THE TASK:
Search the listing for "Design" and copy every line where it appears.

ENTRIES PROVIDED:
§
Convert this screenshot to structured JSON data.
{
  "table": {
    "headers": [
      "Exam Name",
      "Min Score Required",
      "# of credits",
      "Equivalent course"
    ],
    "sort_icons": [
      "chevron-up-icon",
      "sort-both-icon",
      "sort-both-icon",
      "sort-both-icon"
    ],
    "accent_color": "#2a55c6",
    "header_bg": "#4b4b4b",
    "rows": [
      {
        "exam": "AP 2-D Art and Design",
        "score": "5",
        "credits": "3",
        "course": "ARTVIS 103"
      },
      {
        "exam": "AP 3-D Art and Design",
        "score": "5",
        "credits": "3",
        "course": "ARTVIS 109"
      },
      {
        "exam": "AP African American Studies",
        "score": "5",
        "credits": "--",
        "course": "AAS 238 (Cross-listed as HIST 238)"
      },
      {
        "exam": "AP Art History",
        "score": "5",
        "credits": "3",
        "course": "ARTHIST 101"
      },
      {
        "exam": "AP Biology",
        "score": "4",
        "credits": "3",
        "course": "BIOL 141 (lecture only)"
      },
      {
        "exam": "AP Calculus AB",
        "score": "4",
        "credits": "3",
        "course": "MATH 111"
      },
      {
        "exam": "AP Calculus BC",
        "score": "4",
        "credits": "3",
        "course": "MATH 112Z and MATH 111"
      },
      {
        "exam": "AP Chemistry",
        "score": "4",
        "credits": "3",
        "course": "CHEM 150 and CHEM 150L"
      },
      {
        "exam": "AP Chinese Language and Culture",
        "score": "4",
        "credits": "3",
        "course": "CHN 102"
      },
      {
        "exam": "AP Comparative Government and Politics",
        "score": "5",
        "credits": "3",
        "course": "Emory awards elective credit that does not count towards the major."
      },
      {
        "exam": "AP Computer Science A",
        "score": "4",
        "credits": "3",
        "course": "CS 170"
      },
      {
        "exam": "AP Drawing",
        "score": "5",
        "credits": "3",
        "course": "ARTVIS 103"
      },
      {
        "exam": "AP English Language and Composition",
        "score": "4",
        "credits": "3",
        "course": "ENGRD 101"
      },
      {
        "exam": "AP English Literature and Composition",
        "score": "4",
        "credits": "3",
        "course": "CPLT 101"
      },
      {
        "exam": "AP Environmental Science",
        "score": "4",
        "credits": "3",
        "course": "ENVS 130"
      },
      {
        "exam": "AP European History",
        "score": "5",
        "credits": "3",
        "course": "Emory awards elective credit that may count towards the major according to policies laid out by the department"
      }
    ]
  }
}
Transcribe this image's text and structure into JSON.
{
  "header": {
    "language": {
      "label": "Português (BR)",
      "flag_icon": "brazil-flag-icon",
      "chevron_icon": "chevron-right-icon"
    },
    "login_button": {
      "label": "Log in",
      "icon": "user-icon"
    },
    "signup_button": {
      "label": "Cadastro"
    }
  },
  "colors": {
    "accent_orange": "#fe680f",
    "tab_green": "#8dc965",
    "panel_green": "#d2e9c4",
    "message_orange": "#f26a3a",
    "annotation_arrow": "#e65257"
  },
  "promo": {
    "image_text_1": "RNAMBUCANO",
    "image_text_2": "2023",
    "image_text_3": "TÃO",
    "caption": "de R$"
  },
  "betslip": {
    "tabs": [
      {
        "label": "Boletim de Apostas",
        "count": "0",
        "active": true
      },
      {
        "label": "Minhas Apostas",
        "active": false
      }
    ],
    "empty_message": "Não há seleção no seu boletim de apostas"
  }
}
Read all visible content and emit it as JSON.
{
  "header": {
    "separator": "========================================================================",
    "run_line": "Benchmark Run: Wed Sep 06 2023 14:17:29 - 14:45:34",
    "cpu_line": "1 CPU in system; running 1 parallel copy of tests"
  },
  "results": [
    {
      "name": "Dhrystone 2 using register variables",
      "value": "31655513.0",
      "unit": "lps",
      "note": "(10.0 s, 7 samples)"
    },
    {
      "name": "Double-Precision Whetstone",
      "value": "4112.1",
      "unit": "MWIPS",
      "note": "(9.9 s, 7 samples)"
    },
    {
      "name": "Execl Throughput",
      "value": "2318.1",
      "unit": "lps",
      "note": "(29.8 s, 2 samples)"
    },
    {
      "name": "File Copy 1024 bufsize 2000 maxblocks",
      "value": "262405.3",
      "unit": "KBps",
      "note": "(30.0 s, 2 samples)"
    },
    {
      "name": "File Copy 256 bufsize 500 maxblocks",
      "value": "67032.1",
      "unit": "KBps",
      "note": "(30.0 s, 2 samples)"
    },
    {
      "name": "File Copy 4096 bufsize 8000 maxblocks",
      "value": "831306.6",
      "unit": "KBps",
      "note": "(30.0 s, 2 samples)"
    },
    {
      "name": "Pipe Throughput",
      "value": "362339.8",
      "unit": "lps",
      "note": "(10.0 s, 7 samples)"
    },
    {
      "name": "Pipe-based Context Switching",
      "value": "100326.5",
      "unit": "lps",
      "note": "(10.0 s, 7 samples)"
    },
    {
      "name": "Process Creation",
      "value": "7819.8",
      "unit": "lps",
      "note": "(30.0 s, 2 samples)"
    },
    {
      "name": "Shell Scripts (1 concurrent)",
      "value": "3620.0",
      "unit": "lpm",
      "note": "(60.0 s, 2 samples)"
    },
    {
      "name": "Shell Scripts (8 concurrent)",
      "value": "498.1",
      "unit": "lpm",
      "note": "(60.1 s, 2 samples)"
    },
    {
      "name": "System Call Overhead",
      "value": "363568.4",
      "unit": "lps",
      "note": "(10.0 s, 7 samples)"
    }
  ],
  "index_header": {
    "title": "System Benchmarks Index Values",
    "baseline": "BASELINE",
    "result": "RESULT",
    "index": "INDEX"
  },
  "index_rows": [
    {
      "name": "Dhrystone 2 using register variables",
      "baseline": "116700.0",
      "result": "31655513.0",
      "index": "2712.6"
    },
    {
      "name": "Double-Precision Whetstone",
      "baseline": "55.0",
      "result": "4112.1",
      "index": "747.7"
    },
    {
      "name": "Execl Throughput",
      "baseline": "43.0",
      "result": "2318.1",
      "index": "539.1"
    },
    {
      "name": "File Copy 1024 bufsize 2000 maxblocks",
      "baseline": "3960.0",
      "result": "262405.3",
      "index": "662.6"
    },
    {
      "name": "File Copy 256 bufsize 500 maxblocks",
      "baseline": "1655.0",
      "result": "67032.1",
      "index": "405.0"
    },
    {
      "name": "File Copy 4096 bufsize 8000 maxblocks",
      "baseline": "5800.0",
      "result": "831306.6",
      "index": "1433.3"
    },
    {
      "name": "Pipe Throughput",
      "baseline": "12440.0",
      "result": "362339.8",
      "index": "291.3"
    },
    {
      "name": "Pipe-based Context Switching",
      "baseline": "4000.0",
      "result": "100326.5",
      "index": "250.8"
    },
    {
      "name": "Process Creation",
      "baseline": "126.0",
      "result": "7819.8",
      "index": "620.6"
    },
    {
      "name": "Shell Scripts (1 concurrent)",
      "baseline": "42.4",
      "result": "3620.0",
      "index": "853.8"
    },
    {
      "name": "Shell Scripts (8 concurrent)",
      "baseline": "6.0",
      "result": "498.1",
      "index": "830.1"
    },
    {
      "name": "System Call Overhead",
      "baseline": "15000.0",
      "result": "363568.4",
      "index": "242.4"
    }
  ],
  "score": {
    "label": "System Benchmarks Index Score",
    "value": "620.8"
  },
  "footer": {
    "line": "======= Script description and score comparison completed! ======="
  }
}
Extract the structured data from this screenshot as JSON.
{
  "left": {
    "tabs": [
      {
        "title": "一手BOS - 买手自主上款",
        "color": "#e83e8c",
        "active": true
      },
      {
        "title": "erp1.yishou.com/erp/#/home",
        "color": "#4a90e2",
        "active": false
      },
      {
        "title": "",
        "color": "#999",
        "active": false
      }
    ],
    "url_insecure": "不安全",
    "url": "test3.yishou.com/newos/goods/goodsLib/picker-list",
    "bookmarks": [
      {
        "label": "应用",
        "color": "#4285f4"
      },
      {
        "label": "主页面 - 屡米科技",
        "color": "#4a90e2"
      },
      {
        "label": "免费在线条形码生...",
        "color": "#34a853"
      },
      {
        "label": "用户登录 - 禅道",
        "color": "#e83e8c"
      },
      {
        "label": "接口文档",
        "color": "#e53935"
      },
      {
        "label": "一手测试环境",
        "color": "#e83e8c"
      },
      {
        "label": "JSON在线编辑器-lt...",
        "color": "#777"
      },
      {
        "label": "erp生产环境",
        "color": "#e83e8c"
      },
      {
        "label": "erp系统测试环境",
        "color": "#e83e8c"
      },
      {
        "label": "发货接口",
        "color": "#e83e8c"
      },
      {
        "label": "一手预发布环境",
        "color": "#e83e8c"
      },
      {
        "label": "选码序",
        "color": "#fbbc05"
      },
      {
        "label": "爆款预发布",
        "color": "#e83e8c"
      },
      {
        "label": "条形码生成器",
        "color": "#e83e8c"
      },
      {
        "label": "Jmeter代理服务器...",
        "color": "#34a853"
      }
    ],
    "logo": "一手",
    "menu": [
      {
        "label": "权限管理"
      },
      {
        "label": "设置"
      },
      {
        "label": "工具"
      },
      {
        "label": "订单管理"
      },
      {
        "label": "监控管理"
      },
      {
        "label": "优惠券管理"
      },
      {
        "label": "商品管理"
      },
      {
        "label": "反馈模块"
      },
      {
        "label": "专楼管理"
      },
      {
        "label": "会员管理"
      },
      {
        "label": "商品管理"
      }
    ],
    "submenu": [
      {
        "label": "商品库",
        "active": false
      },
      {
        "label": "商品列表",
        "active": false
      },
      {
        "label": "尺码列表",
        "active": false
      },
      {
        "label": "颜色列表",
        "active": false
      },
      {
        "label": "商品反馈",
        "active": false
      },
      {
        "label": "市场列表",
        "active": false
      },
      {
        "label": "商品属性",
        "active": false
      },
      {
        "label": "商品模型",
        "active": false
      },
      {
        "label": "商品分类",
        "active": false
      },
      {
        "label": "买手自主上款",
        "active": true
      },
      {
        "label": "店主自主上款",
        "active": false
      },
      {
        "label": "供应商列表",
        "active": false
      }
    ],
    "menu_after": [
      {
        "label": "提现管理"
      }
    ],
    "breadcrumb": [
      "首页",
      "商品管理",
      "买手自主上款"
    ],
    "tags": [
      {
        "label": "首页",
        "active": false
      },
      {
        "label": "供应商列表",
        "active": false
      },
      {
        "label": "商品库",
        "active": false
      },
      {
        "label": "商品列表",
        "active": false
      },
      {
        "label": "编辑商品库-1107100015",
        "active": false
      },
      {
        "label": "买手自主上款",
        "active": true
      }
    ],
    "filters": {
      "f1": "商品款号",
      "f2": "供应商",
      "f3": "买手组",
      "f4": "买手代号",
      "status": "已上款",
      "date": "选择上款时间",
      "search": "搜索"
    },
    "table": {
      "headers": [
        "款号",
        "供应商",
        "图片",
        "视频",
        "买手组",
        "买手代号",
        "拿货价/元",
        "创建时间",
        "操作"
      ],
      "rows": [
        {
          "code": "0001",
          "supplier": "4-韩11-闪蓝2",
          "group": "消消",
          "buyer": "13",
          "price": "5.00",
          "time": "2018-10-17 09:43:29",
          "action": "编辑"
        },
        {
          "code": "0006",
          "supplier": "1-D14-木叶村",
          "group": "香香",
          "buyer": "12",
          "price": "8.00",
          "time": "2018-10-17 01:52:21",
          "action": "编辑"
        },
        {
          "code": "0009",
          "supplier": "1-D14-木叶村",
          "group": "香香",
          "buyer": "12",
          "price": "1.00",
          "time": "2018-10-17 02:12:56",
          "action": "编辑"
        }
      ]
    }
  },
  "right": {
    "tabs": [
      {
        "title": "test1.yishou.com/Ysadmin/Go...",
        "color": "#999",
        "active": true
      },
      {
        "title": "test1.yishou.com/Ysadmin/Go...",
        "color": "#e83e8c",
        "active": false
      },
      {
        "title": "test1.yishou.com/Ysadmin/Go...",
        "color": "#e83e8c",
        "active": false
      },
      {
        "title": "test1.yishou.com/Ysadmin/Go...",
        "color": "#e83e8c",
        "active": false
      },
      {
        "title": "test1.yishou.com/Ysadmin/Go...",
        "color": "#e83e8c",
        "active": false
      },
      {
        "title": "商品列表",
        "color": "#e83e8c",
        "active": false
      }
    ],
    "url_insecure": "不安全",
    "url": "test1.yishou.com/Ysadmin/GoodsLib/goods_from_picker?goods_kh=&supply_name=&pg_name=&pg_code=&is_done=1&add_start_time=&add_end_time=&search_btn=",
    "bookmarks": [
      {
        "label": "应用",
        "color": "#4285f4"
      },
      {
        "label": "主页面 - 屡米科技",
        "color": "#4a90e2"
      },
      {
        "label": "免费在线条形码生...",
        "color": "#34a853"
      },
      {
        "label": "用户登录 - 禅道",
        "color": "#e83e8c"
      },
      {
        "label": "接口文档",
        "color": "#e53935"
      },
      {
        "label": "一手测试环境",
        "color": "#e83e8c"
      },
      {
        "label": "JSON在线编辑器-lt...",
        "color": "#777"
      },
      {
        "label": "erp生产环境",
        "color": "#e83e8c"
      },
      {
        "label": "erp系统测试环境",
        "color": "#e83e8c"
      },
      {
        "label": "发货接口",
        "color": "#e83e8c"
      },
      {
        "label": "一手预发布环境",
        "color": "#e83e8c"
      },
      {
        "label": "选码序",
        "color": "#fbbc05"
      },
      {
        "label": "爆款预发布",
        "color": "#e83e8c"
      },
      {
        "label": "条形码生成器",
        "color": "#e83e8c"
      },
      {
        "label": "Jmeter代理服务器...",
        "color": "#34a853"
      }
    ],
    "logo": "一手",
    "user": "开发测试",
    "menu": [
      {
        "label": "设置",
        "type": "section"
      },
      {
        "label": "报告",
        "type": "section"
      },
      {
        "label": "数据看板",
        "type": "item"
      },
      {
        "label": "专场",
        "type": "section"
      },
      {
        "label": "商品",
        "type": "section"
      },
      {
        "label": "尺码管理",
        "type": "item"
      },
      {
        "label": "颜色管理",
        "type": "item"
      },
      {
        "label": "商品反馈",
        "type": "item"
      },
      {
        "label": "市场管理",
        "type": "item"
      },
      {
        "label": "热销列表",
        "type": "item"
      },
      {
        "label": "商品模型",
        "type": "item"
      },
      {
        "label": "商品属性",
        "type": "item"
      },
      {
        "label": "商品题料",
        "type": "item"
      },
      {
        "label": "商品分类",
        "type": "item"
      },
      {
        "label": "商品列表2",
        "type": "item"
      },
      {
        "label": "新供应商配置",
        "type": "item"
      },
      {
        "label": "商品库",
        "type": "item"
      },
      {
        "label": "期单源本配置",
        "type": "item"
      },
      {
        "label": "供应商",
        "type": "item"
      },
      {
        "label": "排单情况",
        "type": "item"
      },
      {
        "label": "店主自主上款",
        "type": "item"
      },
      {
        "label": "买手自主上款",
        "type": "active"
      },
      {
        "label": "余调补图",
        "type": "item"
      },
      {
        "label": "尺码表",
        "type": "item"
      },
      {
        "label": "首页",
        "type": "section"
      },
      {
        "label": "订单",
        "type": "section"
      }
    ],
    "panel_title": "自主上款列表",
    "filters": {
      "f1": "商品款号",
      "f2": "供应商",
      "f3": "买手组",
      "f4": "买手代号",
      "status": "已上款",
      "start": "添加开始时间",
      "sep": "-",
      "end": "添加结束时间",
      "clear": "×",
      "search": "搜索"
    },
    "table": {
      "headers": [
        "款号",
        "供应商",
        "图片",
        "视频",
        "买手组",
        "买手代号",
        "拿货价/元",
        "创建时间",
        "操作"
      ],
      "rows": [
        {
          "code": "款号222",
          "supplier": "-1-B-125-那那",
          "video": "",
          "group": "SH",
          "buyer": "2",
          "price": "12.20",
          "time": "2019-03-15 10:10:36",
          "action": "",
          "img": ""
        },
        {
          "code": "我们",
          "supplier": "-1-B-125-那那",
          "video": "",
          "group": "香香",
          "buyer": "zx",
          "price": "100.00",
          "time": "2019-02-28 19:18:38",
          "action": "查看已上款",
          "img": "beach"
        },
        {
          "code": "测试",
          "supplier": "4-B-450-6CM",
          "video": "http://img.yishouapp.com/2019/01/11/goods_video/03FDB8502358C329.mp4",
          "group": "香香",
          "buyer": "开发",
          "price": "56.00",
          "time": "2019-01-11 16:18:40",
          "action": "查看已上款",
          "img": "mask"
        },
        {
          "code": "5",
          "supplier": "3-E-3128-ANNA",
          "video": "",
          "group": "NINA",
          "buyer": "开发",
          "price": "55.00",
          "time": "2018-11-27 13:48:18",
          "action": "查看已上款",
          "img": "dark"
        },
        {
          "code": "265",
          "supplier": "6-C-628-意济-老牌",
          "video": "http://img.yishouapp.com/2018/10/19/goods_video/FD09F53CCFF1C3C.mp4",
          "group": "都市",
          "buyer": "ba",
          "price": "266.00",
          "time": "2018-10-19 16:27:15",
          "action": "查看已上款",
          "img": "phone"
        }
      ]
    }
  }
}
§
FINAL RESULT:
        "exam": "AP 2-D Art and Design",
        "exam": "AP 3-D Art and Design",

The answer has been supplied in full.